What is expected: Scan the material below for the string "Centre", and copy every line where it shows up.

[Dataset entries on figures]

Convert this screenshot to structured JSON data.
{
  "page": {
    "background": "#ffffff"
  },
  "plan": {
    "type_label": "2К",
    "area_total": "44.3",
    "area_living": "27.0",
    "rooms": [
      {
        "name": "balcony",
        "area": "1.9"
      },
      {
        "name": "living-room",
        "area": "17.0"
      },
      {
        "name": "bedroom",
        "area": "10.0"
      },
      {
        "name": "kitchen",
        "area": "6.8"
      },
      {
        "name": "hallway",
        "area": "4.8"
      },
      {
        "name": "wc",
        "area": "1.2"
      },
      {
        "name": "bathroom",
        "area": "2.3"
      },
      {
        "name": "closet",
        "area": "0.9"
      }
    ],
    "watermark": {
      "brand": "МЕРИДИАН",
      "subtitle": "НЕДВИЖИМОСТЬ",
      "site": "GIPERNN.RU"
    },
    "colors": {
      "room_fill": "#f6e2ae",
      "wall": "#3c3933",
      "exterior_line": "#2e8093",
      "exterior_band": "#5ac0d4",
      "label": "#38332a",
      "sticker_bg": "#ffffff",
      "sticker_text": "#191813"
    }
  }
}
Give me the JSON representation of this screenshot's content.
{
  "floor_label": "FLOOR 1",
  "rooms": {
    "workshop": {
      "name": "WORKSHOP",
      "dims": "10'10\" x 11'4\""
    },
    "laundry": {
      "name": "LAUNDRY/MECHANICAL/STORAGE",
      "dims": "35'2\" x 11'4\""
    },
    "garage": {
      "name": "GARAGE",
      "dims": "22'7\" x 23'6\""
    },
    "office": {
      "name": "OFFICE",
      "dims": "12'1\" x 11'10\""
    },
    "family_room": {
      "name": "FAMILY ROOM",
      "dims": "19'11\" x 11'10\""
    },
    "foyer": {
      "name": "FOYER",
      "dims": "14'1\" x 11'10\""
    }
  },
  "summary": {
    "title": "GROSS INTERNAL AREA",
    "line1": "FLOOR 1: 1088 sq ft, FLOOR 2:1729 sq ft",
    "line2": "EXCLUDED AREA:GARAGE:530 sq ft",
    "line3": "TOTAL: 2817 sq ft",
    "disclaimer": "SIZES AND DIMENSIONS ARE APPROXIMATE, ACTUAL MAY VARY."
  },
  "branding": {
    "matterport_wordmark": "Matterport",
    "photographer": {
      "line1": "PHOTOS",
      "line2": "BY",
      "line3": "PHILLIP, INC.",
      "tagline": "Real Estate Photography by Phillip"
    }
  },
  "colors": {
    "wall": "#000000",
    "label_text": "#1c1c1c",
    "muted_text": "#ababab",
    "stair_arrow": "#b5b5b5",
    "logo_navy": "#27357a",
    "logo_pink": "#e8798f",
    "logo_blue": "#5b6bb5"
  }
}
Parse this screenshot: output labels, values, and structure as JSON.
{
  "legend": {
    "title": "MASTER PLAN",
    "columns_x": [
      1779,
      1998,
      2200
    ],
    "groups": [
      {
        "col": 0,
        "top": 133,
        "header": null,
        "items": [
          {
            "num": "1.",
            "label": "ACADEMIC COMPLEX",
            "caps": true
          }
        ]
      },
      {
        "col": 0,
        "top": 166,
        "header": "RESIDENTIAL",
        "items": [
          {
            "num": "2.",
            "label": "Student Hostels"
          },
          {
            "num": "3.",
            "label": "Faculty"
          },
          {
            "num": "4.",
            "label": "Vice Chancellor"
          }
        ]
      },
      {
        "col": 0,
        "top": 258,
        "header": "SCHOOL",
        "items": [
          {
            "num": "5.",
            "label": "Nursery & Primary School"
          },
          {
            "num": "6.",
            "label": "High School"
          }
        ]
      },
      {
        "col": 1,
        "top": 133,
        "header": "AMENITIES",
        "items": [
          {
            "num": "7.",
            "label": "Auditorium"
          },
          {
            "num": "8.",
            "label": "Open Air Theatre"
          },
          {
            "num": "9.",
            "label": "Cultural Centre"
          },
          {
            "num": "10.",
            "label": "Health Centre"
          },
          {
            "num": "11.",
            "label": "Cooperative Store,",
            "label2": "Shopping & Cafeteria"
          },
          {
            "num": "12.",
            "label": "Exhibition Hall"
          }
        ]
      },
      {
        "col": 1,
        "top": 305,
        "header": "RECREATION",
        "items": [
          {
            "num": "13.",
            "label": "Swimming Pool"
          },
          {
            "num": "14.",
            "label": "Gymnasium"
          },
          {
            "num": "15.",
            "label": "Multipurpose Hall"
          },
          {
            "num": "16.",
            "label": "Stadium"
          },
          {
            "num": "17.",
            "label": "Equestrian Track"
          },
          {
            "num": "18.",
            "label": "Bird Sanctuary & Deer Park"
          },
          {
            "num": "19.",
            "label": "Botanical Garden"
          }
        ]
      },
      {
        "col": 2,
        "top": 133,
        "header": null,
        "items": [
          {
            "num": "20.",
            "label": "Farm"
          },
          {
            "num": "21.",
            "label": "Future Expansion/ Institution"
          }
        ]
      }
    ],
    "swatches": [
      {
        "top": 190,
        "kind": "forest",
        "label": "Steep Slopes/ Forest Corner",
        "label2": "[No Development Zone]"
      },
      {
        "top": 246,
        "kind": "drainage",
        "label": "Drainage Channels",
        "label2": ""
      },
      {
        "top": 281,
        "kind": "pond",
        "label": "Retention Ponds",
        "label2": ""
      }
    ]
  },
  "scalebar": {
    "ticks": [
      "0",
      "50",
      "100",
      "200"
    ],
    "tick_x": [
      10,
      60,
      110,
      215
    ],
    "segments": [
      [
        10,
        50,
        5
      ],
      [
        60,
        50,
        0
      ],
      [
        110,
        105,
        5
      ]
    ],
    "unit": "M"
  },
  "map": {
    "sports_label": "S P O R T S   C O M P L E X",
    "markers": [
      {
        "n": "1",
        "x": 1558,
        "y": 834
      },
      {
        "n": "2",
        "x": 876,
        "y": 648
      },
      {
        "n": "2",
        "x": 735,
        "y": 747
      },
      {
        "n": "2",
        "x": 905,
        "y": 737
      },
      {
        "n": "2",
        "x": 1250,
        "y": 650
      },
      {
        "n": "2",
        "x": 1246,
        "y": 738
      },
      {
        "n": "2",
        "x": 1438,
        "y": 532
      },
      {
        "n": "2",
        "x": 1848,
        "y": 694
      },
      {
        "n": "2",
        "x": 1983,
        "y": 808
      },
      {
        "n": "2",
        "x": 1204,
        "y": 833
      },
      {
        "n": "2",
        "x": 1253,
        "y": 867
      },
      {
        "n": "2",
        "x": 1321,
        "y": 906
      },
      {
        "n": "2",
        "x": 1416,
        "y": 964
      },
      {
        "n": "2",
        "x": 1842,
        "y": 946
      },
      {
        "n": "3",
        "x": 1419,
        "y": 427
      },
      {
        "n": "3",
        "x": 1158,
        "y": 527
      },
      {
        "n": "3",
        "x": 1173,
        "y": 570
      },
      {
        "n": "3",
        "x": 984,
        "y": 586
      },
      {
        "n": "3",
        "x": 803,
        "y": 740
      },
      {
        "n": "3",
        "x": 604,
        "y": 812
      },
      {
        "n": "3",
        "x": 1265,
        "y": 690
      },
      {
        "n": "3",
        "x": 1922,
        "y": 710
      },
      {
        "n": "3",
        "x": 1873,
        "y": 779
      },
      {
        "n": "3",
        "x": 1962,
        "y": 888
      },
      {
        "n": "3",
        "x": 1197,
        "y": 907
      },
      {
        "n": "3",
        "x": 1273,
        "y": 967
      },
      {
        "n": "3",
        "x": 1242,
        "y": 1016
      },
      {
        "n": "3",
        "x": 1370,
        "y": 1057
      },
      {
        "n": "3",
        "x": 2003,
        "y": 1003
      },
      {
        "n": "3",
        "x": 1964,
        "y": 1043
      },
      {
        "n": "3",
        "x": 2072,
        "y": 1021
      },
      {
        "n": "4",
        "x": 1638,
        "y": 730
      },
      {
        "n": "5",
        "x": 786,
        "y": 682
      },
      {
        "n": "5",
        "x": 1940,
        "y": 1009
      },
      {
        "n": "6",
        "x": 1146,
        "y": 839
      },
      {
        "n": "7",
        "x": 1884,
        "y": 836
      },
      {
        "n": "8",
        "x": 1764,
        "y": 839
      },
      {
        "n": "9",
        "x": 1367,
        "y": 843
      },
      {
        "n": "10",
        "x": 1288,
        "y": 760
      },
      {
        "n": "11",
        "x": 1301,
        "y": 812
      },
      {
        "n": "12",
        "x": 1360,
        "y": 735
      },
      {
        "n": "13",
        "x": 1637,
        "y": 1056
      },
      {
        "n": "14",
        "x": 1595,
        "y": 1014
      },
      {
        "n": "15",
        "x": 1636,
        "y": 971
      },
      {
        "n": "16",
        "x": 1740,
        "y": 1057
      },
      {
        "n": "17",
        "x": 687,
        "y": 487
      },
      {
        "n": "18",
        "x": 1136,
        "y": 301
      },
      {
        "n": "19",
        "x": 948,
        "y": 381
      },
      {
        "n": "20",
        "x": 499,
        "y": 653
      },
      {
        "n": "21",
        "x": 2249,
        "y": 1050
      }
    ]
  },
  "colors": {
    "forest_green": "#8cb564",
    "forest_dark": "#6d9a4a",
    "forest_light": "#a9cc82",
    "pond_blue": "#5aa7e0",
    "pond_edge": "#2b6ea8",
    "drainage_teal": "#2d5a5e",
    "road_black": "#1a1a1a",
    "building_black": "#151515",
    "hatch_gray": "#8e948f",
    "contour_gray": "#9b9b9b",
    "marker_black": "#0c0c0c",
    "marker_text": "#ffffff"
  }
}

Expected output:
            "label": "Cultural Centre"
            "label": "Health Centre"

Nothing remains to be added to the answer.